┌────────

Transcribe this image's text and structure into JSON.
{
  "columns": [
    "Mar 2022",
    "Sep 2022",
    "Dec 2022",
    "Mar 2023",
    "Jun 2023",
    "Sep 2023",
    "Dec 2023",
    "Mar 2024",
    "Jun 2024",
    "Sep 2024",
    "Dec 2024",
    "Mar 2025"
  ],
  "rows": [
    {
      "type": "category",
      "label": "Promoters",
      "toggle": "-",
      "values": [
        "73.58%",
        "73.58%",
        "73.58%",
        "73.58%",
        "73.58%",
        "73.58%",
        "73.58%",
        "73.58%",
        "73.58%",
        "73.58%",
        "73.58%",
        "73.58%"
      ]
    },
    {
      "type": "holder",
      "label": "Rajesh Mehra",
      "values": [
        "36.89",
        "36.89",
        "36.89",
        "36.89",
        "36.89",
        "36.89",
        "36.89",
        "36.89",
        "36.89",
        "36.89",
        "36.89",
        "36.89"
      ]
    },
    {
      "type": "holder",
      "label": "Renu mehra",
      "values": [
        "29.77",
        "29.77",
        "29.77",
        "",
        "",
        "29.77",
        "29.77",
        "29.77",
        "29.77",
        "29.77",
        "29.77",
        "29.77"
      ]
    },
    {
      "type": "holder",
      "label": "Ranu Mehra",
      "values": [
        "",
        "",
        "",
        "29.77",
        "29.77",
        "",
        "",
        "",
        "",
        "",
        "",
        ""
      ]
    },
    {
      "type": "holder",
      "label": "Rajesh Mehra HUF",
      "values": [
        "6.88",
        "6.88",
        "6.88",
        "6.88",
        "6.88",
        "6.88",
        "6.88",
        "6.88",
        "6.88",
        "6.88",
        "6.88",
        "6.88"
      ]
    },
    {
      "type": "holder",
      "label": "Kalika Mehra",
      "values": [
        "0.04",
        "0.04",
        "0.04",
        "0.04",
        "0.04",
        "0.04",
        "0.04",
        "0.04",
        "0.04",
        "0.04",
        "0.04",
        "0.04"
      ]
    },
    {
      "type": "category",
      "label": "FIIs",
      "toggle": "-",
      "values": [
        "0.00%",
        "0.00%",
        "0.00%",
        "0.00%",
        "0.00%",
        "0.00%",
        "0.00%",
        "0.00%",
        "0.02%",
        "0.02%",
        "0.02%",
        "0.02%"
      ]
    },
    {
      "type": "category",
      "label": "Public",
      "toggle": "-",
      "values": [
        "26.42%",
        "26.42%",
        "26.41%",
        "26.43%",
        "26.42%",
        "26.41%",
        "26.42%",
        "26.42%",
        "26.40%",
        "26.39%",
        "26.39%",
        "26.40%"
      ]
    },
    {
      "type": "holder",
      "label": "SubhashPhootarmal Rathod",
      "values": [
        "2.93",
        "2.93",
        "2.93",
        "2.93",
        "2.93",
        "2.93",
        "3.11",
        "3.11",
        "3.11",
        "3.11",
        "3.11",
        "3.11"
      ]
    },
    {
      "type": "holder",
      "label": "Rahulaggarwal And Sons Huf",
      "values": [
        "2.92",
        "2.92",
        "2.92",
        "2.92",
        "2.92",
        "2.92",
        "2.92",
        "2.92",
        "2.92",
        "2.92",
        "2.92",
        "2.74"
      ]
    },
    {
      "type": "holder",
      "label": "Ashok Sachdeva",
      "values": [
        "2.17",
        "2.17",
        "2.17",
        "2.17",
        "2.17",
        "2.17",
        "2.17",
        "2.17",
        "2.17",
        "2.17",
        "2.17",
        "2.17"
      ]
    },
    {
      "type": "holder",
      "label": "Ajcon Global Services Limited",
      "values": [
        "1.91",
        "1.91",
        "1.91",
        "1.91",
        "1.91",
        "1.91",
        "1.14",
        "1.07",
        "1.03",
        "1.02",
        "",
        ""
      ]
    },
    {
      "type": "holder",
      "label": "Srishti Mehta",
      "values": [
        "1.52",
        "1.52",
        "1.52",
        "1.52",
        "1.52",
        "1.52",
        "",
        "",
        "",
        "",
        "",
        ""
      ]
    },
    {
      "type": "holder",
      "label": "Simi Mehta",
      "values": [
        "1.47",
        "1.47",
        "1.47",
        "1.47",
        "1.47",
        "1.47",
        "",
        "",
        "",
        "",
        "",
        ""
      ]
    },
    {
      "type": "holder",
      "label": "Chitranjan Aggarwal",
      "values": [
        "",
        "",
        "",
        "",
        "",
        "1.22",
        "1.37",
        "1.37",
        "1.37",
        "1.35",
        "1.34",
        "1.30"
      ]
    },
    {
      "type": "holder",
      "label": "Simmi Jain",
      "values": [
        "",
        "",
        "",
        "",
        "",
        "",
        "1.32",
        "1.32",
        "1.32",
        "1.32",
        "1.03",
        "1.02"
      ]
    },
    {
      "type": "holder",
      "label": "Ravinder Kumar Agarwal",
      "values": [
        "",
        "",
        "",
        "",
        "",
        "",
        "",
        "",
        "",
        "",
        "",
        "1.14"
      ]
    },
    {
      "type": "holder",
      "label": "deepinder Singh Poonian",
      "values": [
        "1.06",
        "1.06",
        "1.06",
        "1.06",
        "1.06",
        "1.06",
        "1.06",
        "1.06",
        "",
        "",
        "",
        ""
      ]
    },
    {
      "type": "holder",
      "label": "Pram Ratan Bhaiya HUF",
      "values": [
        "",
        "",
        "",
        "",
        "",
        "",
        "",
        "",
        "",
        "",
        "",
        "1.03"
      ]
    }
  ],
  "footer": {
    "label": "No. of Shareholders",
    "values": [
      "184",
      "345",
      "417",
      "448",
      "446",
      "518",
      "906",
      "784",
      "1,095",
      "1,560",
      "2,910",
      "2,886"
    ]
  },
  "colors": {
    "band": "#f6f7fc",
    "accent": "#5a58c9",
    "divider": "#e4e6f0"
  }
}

└────────

Looking at the records above, say how many lines hold the string "Mehta". Write nothing but the number.

2